▶ **WHAT TO DO**
Which lines hold the string "calzada"? Copy every one of them.

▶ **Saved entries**
········
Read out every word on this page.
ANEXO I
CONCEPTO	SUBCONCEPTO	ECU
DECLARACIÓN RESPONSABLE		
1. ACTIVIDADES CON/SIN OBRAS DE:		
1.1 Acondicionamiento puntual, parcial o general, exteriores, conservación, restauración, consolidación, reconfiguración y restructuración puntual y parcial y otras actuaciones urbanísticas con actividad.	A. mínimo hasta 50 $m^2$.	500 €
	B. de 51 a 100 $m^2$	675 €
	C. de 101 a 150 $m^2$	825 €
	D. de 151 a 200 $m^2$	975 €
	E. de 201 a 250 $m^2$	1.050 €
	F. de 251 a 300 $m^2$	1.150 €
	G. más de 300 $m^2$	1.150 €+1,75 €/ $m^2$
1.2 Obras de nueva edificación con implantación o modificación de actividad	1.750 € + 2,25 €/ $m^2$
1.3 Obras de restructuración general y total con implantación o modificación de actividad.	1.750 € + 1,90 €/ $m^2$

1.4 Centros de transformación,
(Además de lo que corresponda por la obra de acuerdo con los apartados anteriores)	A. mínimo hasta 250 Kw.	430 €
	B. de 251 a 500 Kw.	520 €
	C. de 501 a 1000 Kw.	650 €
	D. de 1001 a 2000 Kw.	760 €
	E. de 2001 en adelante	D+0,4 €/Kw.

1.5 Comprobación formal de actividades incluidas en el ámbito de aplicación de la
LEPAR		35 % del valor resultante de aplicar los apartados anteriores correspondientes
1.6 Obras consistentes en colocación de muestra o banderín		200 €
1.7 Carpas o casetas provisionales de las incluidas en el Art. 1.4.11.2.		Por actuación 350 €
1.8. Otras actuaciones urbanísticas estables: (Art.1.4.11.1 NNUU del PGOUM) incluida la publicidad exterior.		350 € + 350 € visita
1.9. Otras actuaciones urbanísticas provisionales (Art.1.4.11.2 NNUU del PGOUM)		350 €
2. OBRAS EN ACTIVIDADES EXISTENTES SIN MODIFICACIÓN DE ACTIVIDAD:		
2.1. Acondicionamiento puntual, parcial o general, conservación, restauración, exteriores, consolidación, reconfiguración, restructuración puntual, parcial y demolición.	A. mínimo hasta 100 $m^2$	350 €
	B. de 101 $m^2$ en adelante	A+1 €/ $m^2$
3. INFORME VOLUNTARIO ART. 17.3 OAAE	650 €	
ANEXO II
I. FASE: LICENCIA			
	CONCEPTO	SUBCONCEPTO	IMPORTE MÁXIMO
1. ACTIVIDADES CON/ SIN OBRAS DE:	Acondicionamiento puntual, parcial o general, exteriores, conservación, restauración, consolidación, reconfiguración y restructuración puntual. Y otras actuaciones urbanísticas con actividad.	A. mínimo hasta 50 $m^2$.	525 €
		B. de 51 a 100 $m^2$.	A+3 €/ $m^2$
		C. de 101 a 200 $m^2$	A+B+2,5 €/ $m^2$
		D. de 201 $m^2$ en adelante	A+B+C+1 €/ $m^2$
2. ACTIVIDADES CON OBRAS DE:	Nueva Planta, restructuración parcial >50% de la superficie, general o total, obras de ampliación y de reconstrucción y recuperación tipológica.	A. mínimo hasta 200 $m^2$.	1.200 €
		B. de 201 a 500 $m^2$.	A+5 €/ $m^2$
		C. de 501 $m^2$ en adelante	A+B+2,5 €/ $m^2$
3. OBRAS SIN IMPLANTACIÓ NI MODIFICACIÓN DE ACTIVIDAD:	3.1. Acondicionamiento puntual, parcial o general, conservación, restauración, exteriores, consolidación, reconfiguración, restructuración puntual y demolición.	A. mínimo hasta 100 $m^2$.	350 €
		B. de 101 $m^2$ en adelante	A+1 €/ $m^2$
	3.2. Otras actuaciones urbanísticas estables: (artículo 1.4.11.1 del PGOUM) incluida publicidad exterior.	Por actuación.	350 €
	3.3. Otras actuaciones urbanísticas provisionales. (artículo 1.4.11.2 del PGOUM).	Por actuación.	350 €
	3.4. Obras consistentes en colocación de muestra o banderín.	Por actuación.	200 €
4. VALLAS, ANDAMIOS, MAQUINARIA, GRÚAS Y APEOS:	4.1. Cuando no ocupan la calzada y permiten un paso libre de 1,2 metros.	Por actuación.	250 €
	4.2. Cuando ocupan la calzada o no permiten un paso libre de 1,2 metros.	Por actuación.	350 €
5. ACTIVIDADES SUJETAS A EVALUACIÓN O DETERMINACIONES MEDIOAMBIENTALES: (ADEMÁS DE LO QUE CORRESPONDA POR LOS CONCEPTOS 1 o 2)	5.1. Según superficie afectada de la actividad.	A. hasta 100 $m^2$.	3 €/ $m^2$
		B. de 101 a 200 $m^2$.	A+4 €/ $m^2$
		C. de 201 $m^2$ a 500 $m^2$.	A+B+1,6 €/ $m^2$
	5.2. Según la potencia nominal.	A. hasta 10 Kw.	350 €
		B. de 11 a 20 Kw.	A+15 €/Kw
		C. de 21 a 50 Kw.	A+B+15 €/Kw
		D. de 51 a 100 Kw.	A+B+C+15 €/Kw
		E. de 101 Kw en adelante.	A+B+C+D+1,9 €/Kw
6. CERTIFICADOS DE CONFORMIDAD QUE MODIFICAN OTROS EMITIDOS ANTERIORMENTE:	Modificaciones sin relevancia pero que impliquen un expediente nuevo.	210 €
········
▶ **EXPECTED ANSWER**
4. VALLAS, ANDAMIOS, MAQUINARIA, GRÚAS Y APEOS:	4.1. Cuando no ocupan la calzada y permiten un paso libre de 1,2 metros.	Por actuación.	250 €
	4.2. Cuando ocupan la calzada o no permiten un paso libre de 1,2 metros.	Por actuación.	350 €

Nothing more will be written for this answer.